Exercise goal: Every record below must be retyped exactly, with the pictures left out.

Stored data entries
★ ★ ★ ★ ★ ★ ★
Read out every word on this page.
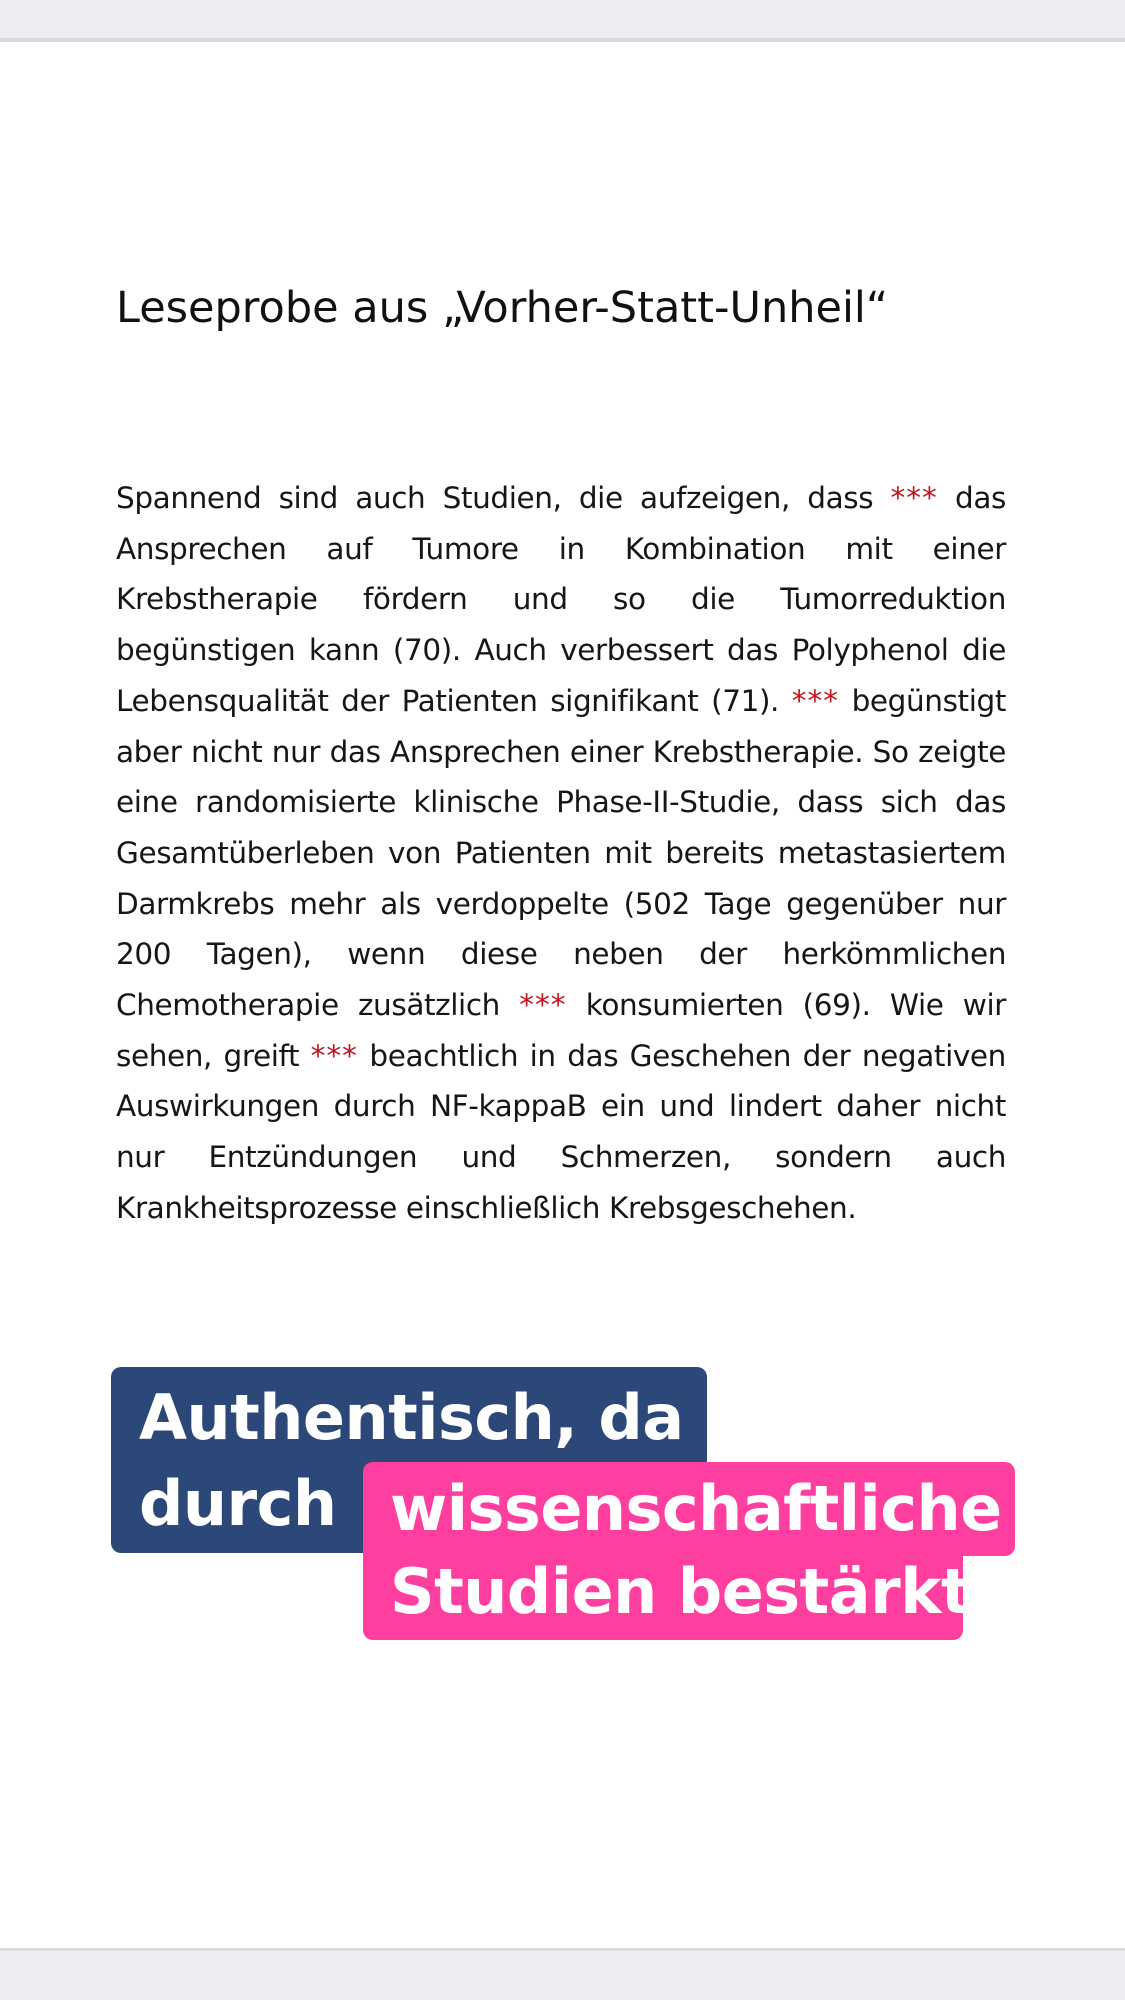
Leseprobe aus „Vorher-Statt-Unheil“

Spannend sind auch Studien, die aufzeigen, dass *** das Ansprechen auf Tumore in Kombination mit einer Krebstherapie fördern und so die Tumorreduktion begünstigen kann (70). Auch verbessert das Polyphenol die Lebensqualität der Patienten signifikant (71). *** begünstigt aber nicht nur das Ansprechen einer Krebstherapie. So zeigte eine randomisierte klinische Phase-II-Studie, dass sich das Gesamtüberleben von Patienten mit bereits metastasiertem Darmkrebs mehr als verdoppelte (502 Tage gegenüber nur 200 Tagen), wenn diese neben der herkömmlichen Chemotherapie zusätzlich *** konsumierten (69). Wie wir sehen, greift *** beachtlich in das Geschehen der negativen Auswirkungen durch NF-kappaB ein und lindert daher nicht nur Entzündungen und Schmerzen, sondern auch Krankheitsprozesse einschließlich Krebsgeschehen.

Authentisch, da
durch wissenschaftliche
Studien bestärkt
★ ★ ★ ★ ★ ★ ★
Result:
Read out every word on this page.
Leseprobe aus „Vorher-Statt-Unheil“

Spannend sind auch Studien, die aufzeigen, dass *** das Ansprechen auf Tumore in Kombination mit einer Krebstherapie fördern und so die Tumorreduktion begünstigen kann (70). Auch verbessert das Polyphenol die Lebensqualität der Patienten signifikant (71). *** begünstigt aber nicht nur das Ansprechen einer Krebstherapie. So zeigte eine randomisierte klinische Phase-II-Studie, dass sich das Gesamtüberleben von Patienten mit bereits metastasiertem Darmkrebs mehr als verdoppelte (502 Tage gegenüber nur 200 Tagen), wenn diese neben der herkömmlichen Chemotherapie zusätzlich *** konsumierten (69). Wie wir sehen, greift *** beachtlich in das Geschehen der negativen Auswirkungen durch NF-kappaB ein und lindert daher nicht nur Entzündungen und Schmerzen, sondern auch Krankheitsprozesse einschließlich Krebsgeschehen.

Authentisch, da
durch wissenschaftliche
Studien bestärkt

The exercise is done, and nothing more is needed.